◆ **Requirement**: Identify the lines that contain the string "Junior", then copy each of them.

Begin

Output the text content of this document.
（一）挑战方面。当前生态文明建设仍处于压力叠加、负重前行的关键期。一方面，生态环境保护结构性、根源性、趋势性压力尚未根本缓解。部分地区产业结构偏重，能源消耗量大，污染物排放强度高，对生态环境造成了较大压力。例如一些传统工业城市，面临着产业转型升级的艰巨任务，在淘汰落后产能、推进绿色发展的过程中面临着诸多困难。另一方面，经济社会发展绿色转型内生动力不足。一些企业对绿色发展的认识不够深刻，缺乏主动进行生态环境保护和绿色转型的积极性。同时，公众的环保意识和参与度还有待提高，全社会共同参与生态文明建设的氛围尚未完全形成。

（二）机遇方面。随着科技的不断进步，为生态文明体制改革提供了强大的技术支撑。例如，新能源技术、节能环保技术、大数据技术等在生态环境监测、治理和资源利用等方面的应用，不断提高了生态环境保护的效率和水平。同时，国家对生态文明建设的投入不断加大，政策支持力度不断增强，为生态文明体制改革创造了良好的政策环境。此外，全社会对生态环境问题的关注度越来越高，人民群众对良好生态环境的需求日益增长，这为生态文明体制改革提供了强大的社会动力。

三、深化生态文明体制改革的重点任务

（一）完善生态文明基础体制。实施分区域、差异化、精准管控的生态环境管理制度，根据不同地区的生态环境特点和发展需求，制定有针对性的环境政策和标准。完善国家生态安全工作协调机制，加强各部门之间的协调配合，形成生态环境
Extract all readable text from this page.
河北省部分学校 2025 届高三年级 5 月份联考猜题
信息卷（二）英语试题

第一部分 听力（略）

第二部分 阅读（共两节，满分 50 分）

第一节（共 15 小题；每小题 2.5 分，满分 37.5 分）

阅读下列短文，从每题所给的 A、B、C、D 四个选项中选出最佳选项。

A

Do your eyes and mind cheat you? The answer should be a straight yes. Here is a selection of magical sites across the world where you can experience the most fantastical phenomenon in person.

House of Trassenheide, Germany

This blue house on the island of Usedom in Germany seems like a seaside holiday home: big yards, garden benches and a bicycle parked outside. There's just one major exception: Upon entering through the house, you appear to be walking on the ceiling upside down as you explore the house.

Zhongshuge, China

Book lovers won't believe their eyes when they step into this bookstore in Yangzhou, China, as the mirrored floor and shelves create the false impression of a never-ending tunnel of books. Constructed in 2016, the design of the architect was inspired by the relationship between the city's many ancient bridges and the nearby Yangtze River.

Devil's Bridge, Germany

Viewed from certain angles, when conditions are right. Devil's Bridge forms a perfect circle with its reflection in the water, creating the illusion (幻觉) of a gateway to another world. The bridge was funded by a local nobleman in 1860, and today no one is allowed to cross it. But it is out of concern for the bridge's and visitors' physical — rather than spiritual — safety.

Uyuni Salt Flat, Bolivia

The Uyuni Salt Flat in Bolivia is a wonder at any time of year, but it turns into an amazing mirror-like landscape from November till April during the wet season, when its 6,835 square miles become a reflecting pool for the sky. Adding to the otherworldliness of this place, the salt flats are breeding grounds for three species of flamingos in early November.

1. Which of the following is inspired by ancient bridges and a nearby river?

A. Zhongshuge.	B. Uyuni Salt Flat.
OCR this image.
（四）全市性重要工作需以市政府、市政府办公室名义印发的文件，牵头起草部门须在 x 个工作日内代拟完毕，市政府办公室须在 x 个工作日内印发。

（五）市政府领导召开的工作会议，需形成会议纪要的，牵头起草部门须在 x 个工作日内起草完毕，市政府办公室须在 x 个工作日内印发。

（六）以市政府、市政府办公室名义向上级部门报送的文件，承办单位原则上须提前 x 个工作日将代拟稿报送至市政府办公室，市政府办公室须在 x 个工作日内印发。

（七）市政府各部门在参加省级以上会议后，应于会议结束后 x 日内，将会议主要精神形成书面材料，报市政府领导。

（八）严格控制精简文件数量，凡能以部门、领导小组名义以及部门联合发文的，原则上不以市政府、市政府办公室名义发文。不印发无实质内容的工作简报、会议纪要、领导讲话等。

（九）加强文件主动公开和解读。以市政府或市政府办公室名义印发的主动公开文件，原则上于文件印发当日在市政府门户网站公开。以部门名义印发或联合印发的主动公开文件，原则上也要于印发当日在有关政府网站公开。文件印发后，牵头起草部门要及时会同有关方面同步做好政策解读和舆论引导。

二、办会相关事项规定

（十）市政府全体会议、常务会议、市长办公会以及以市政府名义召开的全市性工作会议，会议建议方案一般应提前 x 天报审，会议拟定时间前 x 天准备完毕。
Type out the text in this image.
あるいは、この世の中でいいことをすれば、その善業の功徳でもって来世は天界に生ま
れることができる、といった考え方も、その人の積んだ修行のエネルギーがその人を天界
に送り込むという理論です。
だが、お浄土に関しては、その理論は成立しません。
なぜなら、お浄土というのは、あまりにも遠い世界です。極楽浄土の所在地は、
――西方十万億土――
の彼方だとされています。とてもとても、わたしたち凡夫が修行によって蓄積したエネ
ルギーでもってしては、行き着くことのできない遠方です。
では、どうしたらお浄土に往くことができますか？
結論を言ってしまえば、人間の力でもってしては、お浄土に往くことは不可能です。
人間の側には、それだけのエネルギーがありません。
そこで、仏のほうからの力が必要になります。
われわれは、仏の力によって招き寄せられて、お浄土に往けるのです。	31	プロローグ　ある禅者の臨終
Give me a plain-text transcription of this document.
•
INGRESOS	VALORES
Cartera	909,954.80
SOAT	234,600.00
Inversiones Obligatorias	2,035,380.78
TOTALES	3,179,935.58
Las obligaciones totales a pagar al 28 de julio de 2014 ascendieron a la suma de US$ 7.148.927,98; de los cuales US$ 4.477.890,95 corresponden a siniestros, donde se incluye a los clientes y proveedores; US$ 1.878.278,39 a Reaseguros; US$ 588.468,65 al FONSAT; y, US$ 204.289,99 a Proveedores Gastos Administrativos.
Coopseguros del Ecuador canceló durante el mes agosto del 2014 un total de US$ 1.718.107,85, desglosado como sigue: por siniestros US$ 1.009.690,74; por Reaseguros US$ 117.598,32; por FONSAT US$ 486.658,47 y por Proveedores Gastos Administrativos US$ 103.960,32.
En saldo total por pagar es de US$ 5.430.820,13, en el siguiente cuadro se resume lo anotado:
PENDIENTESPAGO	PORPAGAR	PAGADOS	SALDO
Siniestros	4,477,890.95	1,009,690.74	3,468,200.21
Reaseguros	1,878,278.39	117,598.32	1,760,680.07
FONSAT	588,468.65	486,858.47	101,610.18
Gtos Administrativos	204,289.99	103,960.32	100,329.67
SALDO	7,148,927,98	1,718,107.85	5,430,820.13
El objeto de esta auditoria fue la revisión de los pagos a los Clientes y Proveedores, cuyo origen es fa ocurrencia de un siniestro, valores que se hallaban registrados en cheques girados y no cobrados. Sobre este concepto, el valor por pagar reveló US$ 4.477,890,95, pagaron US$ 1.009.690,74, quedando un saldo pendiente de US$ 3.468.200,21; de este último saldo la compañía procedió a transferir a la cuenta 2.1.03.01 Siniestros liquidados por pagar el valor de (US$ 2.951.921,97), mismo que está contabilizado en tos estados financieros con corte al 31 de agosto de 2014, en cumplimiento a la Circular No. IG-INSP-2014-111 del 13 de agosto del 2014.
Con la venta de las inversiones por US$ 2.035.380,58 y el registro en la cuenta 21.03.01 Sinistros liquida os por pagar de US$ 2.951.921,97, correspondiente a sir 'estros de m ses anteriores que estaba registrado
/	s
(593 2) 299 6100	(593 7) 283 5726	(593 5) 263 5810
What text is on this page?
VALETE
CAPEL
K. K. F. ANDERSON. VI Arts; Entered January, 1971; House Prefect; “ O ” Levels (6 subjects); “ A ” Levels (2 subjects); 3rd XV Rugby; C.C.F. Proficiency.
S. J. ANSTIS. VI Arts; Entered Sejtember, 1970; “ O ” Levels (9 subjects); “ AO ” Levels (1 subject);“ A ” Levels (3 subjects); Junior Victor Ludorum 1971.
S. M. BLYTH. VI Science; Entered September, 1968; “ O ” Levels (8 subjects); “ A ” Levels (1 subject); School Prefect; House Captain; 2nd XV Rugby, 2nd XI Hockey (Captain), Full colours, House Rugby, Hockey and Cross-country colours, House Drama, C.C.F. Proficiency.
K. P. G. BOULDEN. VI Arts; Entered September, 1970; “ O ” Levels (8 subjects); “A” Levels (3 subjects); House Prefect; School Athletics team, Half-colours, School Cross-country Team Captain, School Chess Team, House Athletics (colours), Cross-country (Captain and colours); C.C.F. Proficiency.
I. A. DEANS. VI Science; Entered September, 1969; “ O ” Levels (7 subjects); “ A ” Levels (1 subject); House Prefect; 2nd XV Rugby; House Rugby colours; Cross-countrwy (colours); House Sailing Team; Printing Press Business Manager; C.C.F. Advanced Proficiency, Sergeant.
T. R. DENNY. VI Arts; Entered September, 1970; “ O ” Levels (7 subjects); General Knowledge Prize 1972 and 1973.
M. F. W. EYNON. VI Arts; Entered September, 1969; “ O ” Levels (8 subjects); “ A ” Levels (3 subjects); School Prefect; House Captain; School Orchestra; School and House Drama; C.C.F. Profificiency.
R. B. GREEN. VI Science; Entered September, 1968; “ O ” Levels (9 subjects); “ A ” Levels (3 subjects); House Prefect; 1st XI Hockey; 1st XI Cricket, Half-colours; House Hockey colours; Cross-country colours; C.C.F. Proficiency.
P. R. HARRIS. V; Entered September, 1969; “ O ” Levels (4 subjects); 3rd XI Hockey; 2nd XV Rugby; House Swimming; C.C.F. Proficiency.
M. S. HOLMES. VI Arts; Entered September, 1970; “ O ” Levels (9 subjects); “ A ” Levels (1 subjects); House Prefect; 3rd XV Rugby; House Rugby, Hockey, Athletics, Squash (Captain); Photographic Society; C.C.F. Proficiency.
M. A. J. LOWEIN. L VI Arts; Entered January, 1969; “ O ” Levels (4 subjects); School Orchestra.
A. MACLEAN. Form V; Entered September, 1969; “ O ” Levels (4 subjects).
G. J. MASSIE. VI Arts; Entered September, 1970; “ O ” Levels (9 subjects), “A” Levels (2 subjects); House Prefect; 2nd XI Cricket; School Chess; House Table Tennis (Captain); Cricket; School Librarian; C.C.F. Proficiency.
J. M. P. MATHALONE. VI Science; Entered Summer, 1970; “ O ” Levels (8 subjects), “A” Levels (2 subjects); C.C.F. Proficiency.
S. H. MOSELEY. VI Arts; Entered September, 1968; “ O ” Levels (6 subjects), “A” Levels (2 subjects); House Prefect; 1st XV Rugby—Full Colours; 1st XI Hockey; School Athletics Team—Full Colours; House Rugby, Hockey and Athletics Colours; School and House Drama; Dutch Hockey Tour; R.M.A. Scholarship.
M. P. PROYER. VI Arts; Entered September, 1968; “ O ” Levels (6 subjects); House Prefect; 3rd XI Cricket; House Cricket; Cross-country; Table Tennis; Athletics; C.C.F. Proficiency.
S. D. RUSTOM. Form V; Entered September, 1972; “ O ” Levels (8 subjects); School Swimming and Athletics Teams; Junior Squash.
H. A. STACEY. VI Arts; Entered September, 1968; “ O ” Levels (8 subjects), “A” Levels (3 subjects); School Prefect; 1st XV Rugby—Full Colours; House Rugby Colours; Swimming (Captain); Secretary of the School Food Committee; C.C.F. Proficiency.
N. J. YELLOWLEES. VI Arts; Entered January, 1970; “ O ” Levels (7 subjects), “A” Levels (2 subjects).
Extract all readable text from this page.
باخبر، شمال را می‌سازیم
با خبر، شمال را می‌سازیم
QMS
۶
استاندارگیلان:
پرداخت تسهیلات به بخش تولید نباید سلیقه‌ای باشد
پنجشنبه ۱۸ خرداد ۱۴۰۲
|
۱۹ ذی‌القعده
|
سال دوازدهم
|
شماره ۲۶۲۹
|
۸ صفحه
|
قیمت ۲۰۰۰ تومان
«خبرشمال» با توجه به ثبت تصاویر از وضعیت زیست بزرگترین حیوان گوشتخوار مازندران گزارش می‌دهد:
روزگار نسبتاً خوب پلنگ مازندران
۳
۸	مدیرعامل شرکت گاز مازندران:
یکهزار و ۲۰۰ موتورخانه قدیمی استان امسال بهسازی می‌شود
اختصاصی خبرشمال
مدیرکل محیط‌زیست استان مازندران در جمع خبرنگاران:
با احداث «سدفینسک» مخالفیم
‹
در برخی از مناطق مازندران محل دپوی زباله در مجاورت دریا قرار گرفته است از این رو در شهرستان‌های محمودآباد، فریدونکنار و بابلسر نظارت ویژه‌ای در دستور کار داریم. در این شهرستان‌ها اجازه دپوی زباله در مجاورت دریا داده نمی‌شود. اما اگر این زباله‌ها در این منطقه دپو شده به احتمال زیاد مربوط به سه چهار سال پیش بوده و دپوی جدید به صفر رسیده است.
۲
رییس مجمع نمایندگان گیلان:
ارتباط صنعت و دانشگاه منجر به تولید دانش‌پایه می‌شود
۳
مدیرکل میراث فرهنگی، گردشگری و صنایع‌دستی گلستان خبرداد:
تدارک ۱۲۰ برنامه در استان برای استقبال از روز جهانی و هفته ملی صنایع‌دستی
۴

End

◆ **Response to the exercise**:
S. J. ANSTIS. VI Arts; Entered Sejtember, 1970; “ O ” Levels (9 subjects); “ AO ” Levels (1 subject);“ A ” Levels (3 subjects); Junior Victor Ludorum 1971.
S. D. RUSTOM. Form V; Entered September, 1972; “ O ” Levels (8 subjects); School Swimming and Athletics Teams; Junior Squash.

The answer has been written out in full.